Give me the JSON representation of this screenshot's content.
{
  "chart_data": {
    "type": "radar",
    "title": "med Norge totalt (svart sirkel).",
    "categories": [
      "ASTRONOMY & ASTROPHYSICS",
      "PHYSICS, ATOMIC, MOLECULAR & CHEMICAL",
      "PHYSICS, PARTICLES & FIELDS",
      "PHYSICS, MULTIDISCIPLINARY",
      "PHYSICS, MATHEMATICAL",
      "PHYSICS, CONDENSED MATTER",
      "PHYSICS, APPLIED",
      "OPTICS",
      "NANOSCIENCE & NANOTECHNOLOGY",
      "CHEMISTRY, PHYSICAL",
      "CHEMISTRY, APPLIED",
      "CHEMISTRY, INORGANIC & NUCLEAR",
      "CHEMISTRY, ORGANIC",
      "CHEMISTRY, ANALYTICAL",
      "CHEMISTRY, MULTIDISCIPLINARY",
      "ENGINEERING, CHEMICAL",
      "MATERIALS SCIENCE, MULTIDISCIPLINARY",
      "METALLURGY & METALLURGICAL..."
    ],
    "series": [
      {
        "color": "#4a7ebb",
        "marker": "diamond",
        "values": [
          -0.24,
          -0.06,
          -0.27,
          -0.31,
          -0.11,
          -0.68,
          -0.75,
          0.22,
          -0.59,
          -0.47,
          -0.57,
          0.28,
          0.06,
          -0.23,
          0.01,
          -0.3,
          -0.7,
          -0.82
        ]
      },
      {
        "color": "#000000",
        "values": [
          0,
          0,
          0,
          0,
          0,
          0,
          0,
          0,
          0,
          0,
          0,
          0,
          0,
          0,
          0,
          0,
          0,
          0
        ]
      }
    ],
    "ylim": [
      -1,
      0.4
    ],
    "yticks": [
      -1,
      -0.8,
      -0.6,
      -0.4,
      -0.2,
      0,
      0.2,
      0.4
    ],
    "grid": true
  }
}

GOAL: Read the lines above. Gather those in which the string "APPLIED" is found.

WRITTEN SOLUTION:
      "PHYSICS, APPLIED",
      "CHEMISTRY, APPLIED",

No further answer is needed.